DATA SECTION >>

'''

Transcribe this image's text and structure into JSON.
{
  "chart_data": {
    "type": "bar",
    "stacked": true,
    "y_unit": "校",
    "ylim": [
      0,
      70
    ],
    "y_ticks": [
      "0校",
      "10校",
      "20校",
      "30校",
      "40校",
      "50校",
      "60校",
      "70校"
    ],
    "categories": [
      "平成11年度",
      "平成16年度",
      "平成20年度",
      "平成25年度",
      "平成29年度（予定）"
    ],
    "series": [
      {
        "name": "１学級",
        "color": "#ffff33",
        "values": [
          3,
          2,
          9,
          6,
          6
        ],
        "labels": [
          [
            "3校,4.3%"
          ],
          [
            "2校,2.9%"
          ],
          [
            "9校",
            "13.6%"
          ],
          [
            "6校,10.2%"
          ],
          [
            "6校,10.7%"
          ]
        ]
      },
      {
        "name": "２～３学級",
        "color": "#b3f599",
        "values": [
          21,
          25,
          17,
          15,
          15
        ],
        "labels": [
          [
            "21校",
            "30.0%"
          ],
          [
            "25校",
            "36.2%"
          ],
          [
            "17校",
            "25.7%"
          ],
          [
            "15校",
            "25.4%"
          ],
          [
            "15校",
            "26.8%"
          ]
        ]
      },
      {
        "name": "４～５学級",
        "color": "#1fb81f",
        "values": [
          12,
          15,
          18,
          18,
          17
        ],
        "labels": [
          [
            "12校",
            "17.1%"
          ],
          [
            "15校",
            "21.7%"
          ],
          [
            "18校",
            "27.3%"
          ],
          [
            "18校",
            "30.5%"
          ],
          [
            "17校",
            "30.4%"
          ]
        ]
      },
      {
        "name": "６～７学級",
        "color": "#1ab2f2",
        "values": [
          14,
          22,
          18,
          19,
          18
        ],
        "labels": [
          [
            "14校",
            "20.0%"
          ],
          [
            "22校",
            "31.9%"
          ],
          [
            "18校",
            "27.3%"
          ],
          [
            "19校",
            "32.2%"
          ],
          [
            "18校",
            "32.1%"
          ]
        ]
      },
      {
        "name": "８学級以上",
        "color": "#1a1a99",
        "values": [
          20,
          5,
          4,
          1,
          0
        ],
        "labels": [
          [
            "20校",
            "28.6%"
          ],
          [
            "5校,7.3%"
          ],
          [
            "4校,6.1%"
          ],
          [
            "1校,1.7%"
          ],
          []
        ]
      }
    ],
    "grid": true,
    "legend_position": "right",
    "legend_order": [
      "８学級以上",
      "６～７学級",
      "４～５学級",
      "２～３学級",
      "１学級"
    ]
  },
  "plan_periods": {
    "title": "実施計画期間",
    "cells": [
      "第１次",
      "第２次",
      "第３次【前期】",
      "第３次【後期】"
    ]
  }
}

'''

TASK GOAL >> Write the material out again word for word.

FINAL RESULT >>
Transcribe this image's text and structure into JSON.
{
  "chart_data": {
    "type": "bar",
    "stacked": true,
    "y_unit": "校",
    "ylim": [
      0,
      70
    ],
    "y_ticks": [
      "0校",
      "10校",
      "20校",
      "30校",
      "40校",
      "50校",
      "60校",
      "70校"
    ],
    "categories": [
      "平成11年度",
      "平成16年度",
      "平成20年度",
      "平成25年度",
      "平成29年度（予定）"
    ],
    "series": [
      {
        "name": "１学級",
        "color": "#ffff33",
        "values": [
          3,
          2,
          9,
          6,
          6
        ],
        "labels": [
          [
            "3校,4.3%"
          ],
          [
            "2校,2.9%"
          ],
          [
            "9校",
            "13.6%"
          ],
          [
            "6校,10.2%"
          ],
          [
            "6校,10.7%"
          ]
        ]
      },
      {
        "name": "２～３学級",
        "color": "#b3f599",
        "values": [
          21,
          25,
          17,
          15,
          15
        ],
        "labels": [
          [
            "21校",
            "30.0%"
          ],
          [
            "25校",
            "36.2%"
          ],
          [
            "17校",
            "25.7%"
          ],
          [
            "15校",
            "25.4%"
          ],
          [
            "15校",
            "26.8%"
          ]
        ]
      },
      {
        "name": "４～５学級",
        "color": "#1fb81f",
        "values": [
          12,
          15,
          18,
          18,
          17
        ],
        "labels": [
          [
            "12校",
            "17.1%"
          ],
          [
            "15校",
            "21.7%"
          ],
          [
            "18校",
            "27.3%"
          ],
          [
            "18校",
            "30.5%"
          ],
          [
            "17校",
            "30.4%"
          ]
        ]
      },
      {
        "name": "６～７学級",
        "color": "#1ab2f2",
        "values": [
          14,
          22,
          18,
          19,
          18
        ],
        "labels": [
          [
            "14校",
            "20.0%"
          ],
          [
            "22校",
            "31.9%"
          ],
          [
            "18校",
            "27.3%"
          ],
          [
            "19校",
            "32.2%"
          ],
          [
            "18校",
            "32.1%"
          ]
        ]
      },
      {
        "name": "８学級以上",
        "color": "#1a1a99",
        "values": [
          20,
          5,
          4,
          1,
          0
        ],
        "labels": [
          [
            "20校",
            "28.6%"
          ],
          [
            "5校,7.3%"
          ],
          [
            "4校,6.1%"
          ],
          [
            "1校,1.7%"
          ],
          []
        ]
      }
    ],
    "grid": true,
    "legend_position": "right",
    "legend_order": [
      "８学級以上",
      "６～７学級",
      "４～５学級",
      "２～３学級",
      "１学級"
    ]
  },
  "plan_periods": {
    "title": "実施計画期間",
    "cells": [
      "第１次",
      "第２次",
      "第３次【前期】",
      "第３次【後期】"
    ]
  }
}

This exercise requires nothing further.